━━ ITEMS

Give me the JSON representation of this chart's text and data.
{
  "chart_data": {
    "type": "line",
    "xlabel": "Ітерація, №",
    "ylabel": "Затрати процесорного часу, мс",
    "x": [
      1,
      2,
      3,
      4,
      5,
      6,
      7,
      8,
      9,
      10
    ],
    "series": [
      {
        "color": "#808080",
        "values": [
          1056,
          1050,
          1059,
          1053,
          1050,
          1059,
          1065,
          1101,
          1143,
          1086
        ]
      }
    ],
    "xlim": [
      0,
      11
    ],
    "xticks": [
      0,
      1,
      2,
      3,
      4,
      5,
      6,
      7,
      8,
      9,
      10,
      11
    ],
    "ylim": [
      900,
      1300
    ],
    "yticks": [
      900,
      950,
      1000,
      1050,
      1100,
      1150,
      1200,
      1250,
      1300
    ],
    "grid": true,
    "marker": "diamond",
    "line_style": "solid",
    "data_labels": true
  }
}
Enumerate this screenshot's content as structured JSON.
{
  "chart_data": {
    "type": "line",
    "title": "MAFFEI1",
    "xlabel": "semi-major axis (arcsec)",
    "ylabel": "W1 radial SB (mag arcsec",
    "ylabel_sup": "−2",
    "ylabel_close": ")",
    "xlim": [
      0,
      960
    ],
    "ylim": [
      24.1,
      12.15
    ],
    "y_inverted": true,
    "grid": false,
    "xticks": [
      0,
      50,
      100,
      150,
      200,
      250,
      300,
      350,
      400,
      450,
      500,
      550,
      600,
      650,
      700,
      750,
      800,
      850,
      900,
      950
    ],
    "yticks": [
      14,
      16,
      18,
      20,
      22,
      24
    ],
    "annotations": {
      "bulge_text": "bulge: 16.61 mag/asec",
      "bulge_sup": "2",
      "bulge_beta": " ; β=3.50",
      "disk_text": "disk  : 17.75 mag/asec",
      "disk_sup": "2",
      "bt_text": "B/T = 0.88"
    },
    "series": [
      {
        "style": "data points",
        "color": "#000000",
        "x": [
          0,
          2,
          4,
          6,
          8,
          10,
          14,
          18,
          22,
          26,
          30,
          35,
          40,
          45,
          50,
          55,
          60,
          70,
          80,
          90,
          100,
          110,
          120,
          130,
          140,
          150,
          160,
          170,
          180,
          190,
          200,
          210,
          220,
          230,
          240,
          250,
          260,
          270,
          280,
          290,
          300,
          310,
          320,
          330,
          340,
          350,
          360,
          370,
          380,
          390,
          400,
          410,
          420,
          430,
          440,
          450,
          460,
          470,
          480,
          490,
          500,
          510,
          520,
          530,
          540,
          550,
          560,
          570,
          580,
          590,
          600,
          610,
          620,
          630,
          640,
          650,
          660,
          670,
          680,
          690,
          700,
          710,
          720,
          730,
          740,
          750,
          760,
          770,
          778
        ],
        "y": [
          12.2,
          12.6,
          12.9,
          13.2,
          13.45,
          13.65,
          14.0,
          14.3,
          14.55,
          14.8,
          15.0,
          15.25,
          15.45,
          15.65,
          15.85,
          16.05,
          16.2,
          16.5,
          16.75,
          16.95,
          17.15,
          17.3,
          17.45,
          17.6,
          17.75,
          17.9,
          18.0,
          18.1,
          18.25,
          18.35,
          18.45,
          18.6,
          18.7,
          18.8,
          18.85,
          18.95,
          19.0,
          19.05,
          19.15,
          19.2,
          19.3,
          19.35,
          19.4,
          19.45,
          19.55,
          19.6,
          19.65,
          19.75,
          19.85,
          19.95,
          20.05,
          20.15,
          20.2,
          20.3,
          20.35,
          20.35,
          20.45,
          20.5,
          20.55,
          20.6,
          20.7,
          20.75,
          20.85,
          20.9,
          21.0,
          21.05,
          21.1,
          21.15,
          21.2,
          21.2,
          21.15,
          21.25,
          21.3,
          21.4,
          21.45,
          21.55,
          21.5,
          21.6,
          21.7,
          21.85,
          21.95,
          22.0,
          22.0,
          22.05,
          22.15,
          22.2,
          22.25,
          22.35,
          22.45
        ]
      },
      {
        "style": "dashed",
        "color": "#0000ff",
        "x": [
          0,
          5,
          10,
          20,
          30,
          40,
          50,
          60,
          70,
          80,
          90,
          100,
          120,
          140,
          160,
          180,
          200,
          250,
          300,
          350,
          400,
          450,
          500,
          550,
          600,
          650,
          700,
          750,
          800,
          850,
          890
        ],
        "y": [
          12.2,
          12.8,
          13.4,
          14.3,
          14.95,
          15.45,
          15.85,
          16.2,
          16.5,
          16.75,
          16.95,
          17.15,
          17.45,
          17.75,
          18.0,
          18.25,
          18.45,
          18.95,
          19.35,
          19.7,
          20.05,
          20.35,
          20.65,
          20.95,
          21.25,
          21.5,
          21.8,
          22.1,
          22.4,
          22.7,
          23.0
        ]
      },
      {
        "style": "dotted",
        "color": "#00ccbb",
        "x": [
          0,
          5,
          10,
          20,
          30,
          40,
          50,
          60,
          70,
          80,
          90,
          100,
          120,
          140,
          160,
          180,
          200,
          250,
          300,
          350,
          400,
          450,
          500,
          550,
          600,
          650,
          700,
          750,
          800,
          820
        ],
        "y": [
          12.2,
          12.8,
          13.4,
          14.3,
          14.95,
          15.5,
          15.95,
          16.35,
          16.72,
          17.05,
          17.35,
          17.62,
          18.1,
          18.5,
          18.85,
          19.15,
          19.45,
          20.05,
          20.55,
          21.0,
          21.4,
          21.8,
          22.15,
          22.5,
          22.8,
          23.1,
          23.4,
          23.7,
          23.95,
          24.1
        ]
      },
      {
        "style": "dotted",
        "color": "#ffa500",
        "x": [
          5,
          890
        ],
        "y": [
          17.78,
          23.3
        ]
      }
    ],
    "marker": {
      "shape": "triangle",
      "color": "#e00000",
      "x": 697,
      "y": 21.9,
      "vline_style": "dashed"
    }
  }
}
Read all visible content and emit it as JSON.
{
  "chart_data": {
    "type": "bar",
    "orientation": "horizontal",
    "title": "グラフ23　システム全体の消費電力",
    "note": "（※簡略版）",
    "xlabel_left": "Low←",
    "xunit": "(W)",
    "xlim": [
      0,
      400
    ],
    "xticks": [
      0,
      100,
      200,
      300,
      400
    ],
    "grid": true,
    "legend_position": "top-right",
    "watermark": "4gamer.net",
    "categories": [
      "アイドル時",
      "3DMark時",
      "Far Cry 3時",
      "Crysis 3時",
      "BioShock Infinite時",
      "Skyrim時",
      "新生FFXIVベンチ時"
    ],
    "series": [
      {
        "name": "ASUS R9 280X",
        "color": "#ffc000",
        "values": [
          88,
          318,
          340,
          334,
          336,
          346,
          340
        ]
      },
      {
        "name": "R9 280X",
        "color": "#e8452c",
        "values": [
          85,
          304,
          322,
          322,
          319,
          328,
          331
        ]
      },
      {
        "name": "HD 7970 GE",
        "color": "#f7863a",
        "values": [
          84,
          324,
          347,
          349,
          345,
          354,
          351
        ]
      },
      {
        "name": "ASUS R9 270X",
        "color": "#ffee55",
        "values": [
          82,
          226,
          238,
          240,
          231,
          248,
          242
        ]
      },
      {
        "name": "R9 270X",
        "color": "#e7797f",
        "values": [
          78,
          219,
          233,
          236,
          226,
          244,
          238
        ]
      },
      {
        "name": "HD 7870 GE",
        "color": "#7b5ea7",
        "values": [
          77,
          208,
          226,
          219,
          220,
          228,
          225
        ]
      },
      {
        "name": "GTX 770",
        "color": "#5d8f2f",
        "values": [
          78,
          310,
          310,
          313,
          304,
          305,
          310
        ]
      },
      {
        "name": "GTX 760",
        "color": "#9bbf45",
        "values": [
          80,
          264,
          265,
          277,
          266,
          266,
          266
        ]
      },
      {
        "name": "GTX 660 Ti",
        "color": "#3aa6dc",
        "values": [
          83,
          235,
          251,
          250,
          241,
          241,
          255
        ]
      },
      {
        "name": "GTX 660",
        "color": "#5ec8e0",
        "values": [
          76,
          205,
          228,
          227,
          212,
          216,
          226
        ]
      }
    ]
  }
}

━━━━

*AIM*
Identify each line of the material where the word "this" shows up, and copy it.

*RESULT BELOW*
Give me the JSON representation of this chart's text and data.
Enumerate this screenshot's content as structured JSON.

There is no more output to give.